**Work required:** Find every line of the listing below where "message" appears, and copy it.
[start]
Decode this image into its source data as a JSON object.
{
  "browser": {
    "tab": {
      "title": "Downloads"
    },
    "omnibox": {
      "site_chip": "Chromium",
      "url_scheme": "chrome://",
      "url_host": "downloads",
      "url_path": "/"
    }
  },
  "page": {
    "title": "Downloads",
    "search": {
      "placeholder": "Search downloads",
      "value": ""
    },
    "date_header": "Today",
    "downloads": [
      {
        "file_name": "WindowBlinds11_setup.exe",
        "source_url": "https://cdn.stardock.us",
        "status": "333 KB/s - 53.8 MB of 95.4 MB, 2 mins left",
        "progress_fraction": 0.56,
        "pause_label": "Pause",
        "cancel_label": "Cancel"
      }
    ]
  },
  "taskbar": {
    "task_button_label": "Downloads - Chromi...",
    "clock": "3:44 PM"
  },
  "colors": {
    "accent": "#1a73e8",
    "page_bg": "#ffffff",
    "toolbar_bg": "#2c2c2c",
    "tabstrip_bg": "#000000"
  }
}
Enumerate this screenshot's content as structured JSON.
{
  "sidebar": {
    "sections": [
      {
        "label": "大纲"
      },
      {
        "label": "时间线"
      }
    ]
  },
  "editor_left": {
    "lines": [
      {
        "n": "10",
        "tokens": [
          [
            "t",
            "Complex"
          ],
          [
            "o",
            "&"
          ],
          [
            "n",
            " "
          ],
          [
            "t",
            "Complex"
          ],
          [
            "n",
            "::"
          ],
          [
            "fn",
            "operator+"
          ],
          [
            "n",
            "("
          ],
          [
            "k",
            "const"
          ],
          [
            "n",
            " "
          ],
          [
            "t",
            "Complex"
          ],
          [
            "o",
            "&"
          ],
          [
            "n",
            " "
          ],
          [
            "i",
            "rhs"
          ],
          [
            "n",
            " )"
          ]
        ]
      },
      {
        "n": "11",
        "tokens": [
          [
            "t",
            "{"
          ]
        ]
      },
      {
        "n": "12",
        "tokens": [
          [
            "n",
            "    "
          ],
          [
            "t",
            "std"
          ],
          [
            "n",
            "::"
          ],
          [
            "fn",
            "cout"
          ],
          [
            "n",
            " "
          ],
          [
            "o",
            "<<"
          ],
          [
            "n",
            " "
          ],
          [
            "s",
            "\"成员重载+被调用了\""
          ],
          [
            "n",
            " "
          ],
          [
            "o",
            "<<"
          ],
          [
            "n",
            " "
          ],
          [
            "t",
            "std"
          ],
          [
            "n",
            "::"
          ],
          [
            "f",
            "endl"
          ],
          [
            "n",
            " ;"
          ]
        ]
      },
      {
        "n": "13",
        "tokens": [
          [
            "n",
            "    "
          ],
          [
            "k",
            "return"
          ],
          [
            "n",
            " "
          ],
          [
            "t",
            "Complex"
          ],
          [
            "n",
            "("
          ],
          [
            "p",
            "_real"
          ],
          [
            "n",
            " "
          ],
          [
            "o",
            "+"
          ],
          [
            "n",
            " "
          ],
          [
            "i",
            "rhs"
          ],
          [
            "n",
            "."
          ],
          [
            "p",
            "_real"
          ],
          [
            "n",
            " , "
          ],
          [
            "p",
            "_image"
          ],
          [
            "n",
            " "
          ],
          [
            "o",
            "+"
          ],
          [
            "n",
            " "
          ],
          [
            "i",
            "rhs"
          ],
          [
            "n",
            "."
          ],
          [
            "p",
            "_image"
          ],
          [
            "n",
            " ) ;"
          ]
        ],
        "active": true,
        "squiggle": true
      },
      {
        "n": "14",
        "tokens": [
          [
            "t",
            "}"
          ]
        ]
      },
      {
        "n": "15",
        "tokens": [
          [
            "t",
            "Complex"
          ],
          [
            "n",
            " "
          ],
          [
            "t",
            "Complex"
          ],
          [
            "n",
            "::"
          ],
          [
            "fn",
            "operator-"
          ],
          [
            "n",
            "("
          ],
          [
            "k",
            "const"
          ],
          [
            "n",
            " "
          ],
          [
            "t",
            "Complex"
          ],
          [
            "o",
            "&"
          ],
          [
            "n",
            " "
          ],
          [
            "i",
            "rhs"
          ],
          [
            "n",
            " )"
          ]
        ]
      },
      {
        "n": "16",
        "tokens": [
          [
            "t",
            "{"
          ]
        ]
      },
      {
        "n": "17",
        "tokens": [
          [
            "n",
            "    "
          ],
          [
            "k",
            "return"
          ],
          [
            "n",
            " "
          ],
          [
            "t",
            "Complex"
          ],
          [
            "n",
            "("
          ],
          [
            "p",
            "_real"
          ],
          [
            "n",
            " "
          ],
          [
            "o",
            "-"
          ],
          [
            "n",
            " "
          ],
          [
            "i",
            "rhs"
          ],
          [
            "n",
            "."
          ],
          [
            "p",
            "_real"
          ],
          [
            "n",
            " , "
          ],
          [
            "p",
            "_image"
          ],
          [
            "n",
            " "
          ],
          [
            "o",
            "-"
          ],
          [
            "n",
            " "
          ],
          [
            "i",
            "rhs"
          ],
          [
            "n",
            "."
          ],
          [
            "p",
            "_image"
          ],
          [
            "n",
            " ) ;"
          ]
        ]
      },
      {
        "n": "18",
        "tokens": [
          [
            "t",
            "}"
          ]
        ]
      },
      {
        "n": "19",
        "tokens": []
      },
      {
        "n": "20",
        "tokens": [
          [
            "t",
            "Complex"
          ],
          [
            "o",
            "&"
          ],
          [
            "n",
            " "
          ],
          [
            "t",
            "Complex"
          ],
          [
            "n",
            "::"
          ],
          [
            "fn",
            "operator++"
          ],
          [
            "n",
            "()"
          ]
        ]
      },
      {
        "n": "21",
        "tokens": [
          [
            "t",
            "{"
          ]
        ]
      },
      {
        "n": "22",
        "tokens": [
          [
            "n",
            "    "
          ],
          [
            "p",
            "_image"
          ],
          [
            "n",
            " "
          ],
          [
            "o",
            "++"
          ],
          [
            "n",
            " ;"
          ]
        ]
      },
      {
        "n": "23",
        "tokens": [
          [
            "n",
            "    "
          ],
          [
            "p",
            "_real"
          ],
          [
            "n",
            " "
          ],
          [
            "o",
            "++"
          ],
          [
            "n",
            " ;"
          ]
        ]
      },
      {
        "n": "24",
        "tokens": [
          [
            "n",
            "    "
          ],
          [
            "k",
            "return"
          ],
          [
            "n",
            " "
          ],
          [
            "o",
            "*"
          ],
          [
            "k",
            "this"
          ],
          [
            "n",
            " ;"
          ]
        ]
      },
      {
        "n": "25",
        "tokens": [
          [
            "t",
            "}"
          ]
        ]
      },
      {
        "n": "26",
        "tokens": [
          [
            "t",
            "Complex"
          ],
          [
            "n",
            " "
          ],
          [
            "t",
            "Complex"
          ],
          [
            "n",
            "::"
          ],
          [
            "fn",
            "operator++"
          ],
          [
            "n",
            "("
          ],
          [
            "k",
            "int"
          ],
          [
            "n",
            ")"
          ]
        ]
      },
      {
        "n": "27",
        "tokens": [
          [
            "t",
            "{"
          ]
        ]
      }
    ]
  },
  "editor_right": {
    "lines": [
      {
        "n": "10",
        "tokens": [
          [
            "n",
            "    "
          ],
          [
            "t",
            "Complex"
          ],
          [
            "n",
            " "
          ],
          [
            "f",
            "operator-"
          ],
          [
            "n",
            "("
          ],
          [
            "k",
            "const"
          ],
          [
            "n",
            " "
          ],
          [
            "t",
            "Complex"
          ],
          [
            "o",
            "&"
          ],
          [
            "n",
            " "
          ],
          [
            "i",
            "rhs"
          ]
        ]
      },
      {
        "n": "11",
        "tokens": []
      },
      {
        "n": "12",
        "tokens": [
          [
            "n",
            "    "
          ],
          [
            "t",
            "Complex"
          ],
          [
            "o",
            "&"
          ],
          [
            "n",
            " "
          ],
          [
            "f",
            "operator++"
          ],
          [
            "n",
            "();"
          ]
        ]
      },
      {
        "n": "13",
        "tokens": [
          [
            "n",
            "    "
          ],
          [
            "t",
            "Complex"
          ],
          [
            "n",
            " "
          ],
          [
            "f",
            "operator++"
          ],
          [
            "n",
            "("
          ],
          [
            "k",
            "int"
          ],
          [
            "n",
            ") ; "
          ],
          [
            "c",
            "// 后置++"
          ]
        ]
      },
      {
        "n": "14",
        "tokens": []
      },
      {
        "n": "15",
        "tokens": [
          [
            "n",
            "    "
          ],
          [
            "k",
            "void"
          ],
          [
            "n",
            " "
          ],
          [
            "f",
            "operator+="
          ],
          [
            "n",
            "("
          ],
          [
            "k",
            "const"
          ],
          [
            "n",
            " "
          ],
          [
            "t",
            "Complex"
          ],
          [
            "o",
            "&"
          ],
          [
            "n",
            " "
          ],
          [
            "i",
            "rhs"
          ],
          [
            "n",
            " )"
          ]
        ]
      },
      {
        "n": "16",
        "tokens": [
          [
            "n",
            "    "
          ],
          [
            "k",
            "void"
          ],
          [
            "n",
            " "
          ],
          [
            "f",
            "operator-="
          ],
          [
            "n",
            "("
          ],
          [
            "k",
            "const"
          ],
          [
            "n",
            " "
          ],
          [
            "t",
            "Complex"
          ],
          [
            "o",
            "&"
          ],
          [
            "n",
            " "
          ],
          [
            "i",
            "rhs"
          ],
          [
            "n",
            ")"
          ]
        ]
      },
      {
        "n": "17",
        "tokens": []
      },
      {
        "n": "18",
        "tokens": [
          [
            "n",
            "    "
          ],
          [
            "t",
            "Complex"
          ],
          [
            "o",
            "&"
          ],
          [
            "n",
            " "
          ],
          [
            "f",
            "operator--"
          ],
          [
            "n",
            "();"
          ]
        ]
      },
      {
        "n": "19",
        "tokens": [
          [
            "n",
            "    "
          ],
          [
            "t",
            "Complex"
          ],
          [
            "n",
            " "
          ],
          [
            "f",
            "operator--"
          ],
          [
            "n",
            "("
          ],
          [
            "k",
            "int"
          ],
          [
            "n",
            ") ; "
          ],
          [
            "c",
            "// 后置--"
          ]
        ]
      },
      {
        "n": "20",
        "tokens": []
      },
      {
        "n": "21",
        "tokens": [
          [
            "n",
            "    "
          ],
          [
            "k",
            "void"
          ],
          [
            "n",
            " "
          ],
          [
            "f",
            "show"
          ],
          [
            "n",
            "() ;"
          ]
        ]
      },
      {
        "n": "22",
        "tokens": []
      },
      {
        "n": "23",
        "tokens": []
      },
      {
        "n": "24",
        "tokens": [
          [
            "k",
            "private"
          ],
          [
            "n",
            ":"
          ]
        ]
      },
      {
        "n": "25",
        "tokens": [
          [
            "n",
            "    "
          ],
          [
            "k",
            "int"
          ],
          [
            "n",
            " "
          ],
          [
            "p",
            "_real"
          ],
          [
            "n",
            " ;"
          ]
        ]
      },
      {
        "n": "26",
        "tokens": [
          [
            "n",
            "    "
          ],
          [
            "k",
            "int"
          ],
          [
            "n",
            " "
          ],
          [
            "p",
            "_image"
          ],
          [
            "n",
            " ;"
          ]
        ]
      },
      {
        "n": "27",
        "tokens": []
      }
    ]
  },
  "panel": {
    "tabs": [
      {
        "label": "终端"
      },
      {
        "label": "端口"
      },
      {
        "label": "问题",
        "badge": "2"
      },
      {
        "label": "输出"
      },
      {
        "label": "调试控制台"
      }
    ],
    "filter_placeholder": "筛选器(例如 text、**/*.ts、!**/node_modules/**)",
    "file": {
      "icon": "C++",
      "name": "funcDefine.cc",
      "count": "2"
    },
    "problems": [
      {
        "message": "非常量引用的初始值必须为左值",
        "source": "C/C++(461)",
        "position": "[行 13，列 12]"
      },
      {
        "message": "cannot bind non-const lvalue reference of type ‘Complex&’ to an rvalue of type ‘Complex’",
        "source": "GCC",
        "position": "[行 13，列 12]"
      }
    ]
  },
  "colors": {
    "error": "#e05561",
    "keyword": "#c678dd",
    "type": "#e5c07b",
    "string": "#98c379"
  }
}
[end]
**Output below:**
        "message": "非常量引用的初始值必须为左值",
        "message": "cannot bind non-const lvalue reference of type ‘Complex&’ to an rvalue of type ‘Complex’",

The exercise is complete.